:: What is asked ::
Scan the entries below. List each line with "billion".

***** Given entries *****

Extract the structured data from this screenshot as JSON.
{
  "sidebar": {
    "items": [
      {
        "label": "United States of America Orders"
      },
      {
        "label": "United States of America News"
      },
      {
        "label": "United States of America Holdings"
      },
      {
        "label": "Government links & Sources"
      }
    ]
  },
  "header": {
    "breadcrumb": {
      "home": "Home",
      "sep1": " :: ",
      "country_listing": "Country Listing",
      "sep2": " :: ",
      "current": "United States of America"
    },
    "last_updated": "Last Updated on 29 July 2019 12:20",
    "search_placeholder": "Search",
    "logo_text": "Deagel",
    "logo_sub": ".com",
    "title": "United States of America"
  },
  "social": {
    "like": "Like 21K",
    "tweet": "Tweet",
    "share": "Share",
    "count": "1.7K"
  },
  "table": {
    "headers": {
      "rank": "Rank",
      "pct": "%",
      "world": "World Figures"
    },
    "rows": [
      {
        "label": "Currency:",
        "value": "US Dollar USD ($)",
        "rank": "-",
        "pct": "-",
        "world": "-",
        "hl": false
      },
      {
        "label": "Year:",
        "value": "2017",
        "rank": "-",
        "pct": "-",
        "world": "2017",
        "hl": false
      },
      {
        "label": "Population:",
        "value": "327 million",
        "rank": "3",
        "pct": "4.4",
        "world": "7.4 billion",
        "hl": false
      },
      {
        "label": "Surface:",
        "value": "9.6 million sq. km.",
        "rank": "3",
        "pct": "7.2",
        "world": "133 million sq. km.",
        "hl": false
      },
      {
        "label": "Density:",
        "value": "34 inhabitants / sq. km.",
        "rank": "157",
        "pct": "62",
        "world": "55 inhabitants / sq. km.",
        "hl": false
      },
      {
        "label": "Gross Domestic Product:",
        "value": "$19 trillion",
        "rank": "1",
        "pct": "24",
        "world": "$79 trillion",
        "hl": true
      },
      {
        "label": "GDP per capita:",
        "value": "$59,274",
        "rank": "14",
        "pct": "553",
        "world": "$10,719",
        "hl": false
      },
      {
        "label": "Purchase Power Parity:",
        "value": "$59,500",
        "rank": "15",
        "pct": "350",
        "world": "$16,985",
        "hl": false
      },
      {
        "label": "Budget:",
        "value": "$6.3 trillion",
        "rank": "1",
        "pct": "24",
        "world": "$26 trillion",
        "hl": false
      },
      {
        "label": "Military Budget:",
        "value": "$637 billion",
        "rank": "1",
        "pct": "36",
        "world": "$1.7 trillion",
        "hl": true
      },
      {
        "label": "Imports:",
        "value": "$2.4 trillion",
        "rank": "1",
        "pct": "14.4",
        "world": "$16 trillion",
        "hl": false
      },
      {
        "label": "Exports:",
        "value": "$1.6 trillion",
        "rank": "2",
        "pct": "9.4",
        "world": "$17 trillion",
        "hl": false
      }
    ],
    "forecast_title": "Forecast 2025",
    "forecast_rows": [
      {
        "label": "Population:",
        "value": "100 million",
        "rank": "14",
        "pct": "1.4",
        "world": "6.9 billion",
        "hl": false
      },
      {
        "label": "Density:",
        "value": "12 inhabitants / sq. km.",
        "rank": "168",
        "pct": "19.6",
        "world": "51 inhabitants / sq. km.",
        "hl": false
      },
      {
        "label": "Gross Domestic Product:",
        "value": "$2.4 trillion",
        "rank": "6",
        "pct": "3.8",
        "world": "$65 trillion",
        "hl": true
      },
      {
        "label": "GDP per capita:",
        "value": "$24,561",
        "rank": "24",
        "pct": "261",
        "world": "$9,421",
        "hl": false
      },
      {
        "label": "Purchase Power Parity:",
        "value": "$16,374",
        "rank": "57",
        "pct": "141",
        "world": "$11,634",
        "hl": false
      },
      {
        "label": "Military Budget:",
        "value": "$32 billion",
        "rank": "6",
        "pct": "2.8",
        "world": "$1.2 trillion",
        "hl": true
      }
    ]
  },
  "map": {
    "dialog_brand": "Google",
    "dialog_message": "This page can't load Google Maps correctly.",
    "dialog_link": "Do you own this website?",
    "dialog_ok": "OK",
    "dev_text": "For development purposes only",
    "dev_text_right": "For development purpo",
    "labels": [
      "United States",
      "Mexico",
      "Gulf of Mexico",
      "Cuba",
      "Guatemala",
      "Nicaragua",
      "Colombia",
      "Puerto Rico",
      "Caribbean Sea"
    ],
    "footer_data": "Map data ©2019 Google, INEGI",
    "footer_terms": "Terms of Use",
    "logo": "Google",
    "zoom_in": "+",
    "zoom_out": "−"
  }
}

*****

:: Completed exercise ::
        "world": "7.4 billion",
        "value": "$637 billion",
        "world": "6.9 billion",
        "value": "$32 billion",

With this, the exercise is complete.